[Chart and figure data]
* START *
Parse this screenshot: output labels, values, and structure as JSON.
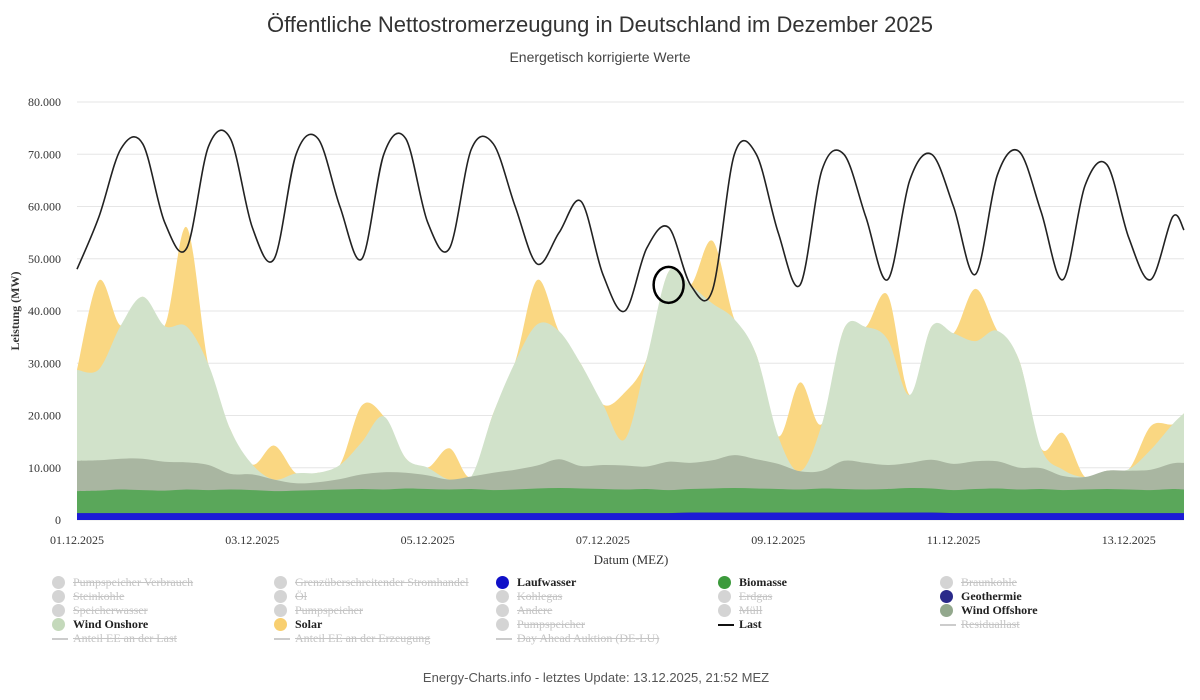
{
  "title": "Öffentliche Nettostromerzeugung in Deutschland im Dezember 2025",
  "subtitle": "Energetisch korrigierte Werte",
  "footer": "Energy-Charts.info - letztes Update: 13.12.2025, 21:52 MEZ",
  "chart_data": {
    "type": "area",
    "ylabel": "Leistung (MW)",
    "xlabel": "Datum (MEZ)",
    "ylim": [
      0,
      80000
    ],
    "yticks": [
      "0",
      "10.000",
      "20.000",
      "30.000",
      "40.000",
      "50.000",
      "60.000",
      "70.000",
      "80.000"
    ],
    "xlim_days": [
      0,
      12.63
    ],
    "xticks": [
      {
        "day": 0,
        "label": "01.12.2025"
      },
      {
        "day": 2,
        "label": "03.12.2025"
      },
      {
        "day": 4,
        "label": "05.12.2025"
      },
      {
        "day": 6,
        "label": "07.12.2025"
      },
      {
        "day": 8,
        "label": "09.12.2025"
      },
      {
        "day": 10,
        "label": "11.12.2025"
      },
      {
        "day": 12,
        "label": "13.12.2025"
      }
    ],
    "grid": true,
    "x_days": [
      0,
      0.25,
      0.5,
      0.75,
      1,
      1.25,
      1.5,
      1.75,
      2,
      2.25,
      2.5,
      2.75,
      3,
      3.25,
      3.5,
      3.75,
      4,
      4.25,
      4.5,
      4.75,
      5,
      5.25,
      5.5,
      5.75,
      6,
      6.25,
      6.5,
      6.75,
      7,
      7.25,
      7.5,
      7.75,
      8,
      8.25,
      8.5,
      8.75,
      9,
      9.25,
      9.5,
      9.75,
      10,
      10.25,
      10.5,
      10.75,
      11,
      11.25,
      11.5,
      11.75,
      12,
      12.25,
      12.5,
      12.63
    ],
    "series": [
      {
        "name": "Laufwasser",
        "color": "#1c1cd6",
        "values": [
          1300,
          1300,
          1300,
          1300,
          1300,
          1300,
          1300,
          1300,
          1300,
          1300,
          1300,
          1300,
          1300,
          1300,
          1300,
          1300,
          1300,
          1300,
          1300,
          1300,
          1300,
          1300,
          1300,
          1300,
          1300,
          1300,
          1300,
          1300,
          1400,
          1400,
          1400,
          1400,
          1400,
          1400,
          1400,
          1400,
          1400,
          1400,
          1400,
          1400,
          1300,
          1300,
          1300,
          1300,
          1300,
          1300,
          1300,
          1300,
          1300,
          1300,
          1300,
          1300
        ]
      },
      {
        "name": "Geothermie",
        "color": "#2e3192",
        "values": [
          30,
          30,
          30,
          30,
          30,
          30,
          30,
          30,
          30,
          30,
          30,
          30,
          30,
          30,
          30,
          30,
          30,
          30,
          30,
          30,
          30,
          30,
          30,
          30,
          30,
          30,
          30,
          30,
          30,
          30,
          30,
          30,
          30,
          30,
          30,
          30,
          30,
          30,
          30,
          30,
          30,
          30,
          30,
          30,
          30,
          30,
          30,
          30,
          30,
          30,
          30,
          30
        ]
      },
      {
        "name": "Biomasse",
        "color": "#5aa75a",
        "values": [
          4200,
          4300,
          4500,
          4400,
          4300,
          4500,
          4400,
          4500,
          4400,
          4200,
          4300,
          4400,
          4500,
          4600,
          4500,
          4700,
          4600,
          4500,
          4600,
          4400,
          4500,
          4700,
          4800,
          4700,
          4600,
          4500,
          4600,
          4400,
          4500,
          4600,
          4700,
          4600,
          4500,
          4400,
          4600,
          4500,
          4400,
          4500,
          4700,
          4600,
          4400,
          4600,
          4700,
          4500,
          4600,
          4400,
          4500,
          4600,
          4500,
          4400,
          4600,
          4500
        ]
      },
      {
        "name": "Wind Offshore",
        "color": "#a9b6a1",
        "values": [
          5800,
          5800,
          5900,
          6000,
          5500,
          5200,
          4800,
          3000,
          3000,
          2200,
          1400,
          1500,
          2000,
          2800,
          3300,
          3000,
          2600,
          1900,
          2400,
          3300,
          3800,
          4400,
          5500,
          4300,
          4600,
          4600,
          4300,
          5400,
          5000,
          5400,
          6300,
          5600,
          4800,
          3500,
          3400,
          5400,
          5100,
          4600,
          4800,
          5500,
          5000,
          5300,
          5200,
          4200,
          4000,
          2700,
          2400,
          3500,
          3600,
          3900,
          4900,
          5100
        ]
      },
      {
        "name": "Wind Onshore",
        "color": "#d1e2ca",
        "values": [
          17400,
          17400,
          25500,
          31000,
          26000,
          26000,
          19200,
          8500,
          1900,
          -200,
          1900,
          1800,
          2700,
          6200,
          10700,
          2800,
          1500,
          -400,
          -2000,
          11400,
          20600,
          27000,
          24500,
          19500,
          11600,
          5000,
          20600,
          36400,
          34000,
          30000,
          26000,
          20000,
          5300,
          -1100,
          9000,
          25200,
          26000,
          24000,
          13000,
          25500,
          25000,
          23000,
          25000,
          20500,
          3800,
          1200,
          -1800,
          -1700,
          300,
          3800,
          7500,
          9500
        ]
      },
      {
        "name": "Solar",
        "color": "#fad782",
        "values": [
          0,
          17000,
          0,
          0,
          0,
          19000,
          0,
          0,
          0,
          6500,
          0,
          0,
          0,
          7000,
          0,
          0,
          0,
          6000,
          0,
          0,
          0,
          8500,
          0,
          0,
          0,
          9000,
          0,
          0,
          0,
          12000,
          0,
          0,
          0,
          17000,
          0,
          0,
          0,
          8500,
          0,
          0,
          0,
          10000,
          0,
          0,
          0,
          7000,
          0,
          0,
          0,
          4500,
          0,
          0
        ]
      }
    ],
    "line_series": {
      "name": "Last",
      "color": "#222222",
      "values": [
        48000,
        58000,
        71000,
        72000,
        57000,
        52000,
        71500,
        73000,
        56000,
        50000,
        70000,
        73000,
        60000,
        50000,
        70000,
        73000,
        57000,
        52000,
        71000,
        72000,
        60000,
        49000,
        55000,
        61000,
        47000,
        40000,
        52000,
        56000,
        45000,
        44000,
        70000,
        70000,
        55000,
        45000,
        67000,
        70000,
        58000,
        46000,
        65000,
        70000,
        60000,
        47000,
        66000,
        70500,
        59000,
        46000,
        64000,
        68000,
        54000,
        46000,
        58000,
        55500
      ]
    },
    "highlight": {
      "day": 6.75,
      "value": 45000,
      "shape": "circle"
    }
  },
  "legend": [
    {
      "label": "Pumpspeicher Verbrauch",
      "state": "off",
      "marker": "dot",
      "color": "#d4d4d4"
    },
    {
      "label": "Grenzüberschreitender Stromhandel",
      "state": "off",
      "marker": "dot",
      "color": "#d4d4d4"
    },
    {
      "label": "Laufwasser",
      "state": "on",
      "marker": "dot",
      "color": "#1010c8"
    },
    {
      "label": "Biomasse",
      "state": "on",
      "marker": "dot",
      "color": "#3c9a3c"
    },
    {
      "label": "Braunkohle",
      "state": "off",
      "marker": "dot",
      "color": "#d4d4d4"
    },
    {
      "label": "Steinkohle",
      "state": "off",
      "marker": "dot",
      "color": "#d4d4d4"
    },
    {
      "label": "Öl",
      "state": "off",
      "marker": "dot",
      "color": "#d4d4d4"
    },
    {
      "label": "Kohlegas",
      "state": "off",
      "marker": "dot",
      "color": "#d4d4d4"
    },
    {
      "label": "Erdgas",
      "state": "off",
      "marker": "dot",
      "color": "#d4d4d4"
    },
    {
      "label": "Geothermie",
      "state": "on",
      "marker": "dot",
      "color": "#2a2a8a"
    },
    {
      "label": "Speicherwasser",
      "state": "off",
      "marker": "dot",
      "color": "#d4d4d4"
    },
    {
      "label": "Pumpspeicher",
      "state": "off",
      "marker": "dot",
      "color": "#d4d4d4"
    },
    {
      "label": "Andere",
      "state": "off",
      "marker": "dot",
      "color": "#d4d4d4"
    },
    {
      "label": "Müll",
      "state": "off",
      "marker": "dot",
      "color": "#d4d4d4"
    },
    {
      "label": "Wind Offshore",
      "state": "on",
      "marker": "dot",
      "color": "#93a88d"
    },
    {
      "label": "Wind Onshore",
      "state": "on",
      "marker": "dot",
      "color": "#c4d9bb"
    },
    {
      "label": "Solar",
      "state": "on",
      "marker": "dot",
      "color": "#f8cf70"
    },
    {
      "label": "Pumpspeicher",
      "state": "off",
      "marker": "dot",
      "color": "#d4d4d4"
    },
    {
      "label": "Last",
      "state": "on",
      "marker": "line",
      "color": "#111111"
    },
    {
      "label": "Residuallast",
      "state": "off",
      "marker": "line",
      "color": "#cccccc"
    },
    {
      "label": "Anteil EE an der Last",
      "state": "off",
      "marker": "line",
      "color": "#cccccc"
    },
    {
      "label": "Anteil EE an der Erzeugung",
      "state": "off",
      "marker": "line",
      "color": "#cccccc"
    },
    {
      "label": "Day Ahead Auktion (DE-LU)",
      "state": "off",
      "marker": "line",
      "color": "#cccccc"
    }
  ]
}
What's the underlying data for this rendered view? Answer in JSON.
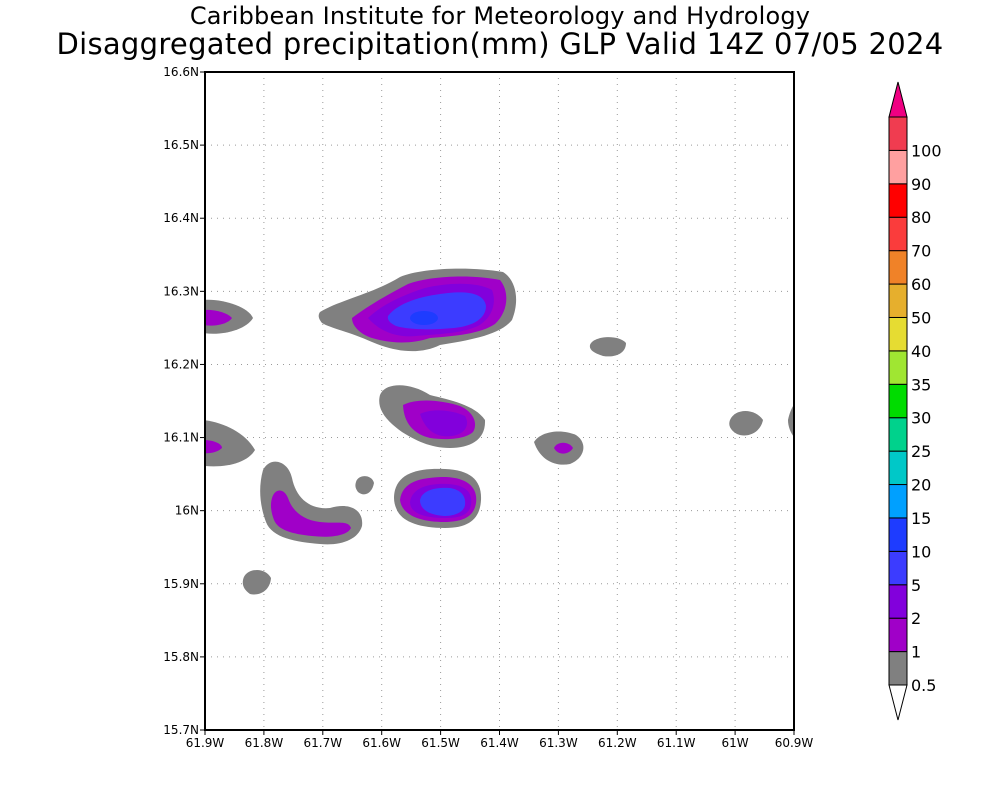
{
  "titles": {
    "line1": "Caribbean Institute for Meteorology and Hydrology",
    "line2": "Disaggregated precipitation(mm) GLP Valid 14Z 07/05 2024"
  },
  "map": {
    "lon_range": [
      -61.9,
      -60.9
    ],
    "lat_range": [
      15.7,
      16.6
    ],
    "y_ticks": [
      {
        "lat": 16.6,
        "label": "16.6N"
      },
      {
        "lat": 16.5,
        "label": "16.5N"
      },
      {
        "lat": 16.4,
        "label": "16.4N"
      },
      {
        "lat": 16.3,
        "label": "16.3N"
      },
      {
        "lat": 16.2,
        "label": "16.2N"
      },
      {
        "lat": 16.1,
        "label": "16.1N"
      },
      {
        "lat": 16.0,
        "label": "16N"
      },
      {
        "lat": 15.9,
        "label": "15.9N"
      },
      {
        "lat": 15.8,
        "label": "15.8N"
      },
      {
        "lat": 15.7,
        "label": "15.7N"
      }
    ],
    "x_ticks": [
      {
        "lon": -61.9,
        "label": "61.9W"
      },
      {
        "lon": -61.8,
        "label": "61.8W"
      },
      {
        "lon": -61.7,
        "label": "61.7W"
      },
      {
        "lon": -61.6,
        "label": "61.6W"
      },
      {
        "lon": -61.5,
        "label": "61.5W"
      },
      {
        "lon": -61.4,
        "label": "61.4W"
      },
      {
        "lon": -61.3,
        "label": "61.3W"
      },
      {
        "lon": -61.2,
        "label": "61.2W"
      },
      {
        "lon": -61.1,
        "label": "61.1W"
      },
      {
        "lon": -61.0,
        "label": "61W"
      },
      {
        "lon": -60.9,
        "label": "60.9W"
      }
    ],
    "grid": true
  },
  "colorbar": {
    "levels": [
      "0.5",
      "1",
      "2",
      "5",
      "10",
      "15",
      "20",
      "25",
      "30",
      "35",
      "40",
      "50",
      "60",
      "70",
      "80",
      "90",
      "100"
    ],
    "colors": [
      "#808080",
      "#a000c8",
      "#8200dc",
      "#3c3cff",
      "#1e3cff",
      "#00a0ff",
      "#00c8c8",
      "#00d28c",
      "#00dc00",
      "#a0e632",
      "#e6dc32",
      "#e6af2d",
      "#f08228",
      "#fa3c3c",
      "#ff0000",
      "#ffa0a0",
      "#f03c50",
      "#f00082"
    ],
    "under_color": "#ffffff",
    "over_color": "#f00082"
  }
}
* END *
__DIRECTIVE__.
State how many lines in the records above contain the word "this", and give only that number.

__REPLY__.
2